Goal:
Omit the images, then print each record below exactly as it reads.

Records for processing:

========

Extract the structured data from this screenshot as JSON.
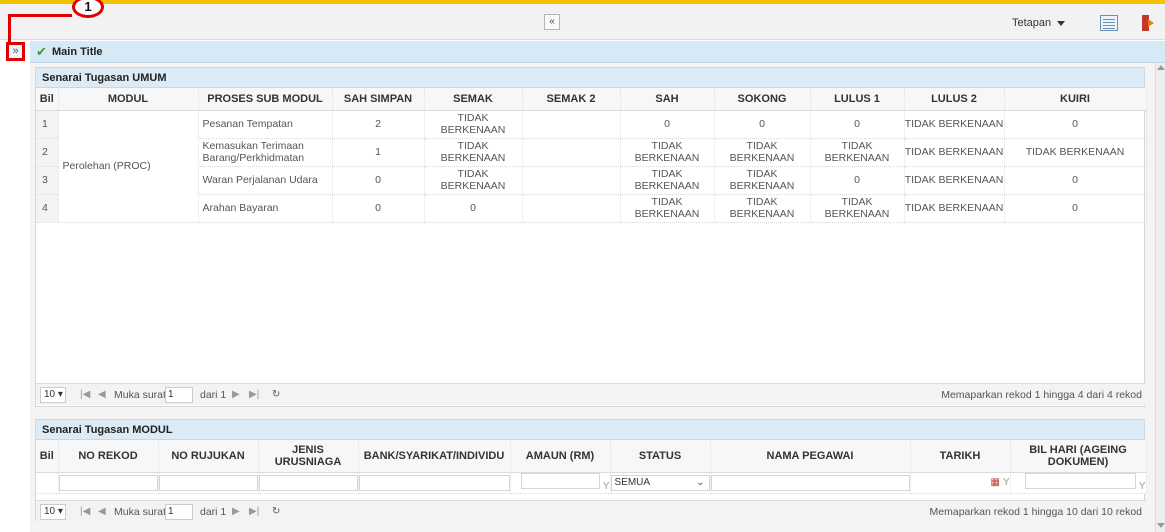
{
  "header": {
    "collapse_symbol": "«",
    "settings_label": "Tetapan",
    "callout_number": "1",
    "expand_symbol": "»",
    "title": "Main Title"
  },
  "panel1": {
    "title": "Senarai Tugasan UMUM",
    "columns": [
      "Bil",
      "MODUL",
      "PROSES SUB MODUL",
      "SAH SIMPAN",
      "SEMAK",
      "SEMAK 2",
      "SAH",
      "SOKONG",
      "LULUS 1",
      "LULUS 2",
      "KUIRI"
    ],
    "modul": "Perolehan (PROC)",
    "rows": [
      {
        "bil": "1",
        "proses": "Pesanan Tempatan",
        "sah_simpan": "2",
        "semak": "TIDAK BERKENAAN",
        "semak2": "",
        "sah": "0",
        "sokong": "0",
        "lulus1": "0",
        "lulus2": "TIDAK BERKENAAN",
        "kuiri": "0"
      },
      {
        "bil": "2",
        "proses": "Kemasukan Terimaan Barang/Perkhidmatan",
        "sah_simpan": "1",
        "semak": "TIDAK BERKENAAN",
        "semak2": "",
        "sah": "TIDAK BERKENAAN",
        "sokong": "TIDAK BERKENAAN",
        "lulus1": "TIDAK BERKENAAN",
        "lulus2": "TIDAK BERKENAAN",
        "kuiri": "TIDAK BERKENAAN"
      },
      {
        "bil": "3",
        "proses": "Waran Perjalanan Udara",
        "sah_simpan": "0",
        "semak": "TIDAK BERKENAAN",
        "semak2": "",
        "sah": "TIDAK BERKENAAN",
        "sokong": "TIDAK BERKENAAN",
        "lulus1": "0",
        "lulus2": "TIDAK BERKENAAN",
        "kuiri": "0"
      },
      {
        "bil": "4",
        "proses": "Arahan Bayaran",
        "sah_simpan": "0",
        "semak": "0",
        "semak2": "",
        "sah": "TIDAK BERKENAAN",
        "sokong": "TIDAK BERKENAAN",
        "lulus1": "TIDAK BERKENAAN",
        "lulus2": "TIDAK BERKENAAN",
        "kuiri": "0"
      }
    ],
    "pager": {
      "page_size": "10 ▾",
      "first": "|◀",
      "prev": "◀",
      "page_label": "Muka surat",
      "page_value": "1",
      "of_label": "dari 1",
      "next": "▶",
      "last": "▶|",
      "refresh": "↻",
      "info": "Memaparkan rekod 1 hingga 4 dari 4 rekod"
    }
  },
  "panel2": {
    "title": "Senarai Tugasan MODUL",
    "columns": [
      "Bil",
      "NO REKOD",
      "NO RUJUKAN",
      "JENIS URUSNIAGA",
      "BANK/SYARIKAT/INDIVIDU",
      "AMAUN (RM)",
      "STATUS",
      "NAMA PEGAWAI",
      "TARIKH",
      "BIL HARI (AGEING DOKUMEN)"
    ],
    "status_filter_value": "SEMUA",
    "pager": {
      "page_size": "10 ▾",
      "first": "|◀",
      "prev": "◀",
      "page_label": "Muka surat",
      "page_value": "1",
      "of_label": "dari 1",
      "next": "▶",
      "last": "▶|",
      "refresh": "↻",
      "info": "Memaparkan rekod 1 hingga 10 dari 10 rekod"
    }
  },
  "icons": {
    "collapse": "chevron-up-double-icon",
    "expand": "chevron-right-double-icon",
    "check": "check-icon",
    "grid": "grid-view-icon",
    "exit": "logout-icon",
    "filter": "filter-icon",
    "calendar": "calendar-icon"
  },
  "colors": {
    "accent_yellow": "#f2c300",
    "callout_red": "#e00000",
    "title_bar": "#d6e9f5",
    "check_green": "#3c9b2d"
  }
}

========

Output of the exercise:
Extract the structured data from this screenshot as JSON.
{
  "header": {
    "collapse_symbol": "«",
    "settings_label": "Tetapan",
    "callout_number": "1",
    "expand_symbol": "»",
    "title": "Main Title"
  },
  "panel1": {
    "title": "Senarai Tugasan UMUM",
    "columns": [
      "Bil",
      "MODUL",
      "PROSES SUB MODUL",
      "SAH SIMPAN",
      "SEMAK",
      "SEMAK 2",
      "SAH",
      "SOKONG",
      "LULUS 1",
      "LULUS 2",
      "KUIRI"
    ],
    "modul": "Perolehan (PROC)",
    "rows": [
      {
        "bil": "1",
        "proses": "Pesanan Tempatan",
        "sah_simpan": "2",
        "semak": "TIDAK BERKENAAN",
        "semak2": "",
        "sah": "0",
        "sokong": "0",
        "lulus1": "0",
        "lulus2": "TIDAK BERKENAAN",
        "kuiri": "0"
      },
      {
        "bil": "2",
        "proses": "Kemasukan Terimaan Barang/Perkhidmatan",
        "sah_simpan": "1",
        "semak": "TIDAK BERKENAAN",
        "semak2": "",
        "sah": "TIDAK BERKENAAN",
        "sokong": "TIDAK BERKENAAN",
        "lulus1": "TIDAK BERKENAAN",
        "lulus2": "TIDAK BERKENAAN",
        "kuiri": "TIDAK BERKENAAN"
      },
      {
        "bil": "3",
        "proses": "Waran Perjalanan Udara",
        "sah_simpan": "0",
        "semak": "TIDAK BERKENAAN",
        "semak2": "",
        "sah": "TIDAK BERKENAAN",
        "sokong": "TIDAK BERKENAAN",
        "lulus1": "0",
        "lulus2": "TIDAK BERKENAAN",
        "kuiri": "0"
      },
      {
        "bil": "4",
        "proses": "Arahan Bayaran",
        "sah_simpan": "0",
        "semak": "0",
        "semak2": "",
        "sah": "TIDAK BERKENAAN",
        "sokong": "TIDAK BERKENAAN",
        "lulus1": "TIDAK BERKENAAN",
        "lulus2": "TIDAK BERKENAAN",
        "kuiri": "0"
      }
    ],
    "pager": {
      "page_size": "10 ▾",
      "first": "|◀",
      "prev": "◀",
      "page_label": "Muka surat",
      "page_value": "1",
      "of_label": "dari 1",
      "next": "▶",
      "last": "▶|",
      "refresh": "↻",
      "info": "Memaparkan rekod 1 hingga 4 dari 4 rekod"
    }
  },
  "panel2": {
    "title": "Senarai Tugasan MODUL",
    "columns": [
      "Bil",
      "NO REKOD",
      "NO RUJUKAN",
      "JENIS URUSNIAGA",
      "BANK/SYARIKAT/INDIVIDU",
      "AMAUN (RM)",
      "STATUS",
      "NAMA PEGAWAI",
      "TARIKH",
      "BIL HARI (AGEING DOKUMEN)"
    ],
    "status_filter_value": "SEMUA",
    "pager": {
      "page_size": "10 ▾",
      "first": "|◀",
      "prev": "◀",
      "page_label": "Muka surat",
      "page_value": "1",
      "of_label": "dari 1",
      "next": "▶",
      "last": "▶|",
      "refresh": "↻",
      "info": "Memaparkan rekod 1 hingga 10 dari 10 rekod"
    }
  },
  "icons": {
    "collapse": "chevron-up-double-icon",
    "expand": "chevron-right-double-icon",
    "check": "check-icon",
    "grid": "grid-view-icon",
    "exit": "logout-icon",
    "filter": "filter-icon",
    "calendar": "calendar-icon"
  },
  "colors": {
    "accent_yellow": "#f2c300",
    "callout_red": "#e00000",
    "title_bar": "#d6e9f5",
    "check_green": "#3c9b2d"
  }
}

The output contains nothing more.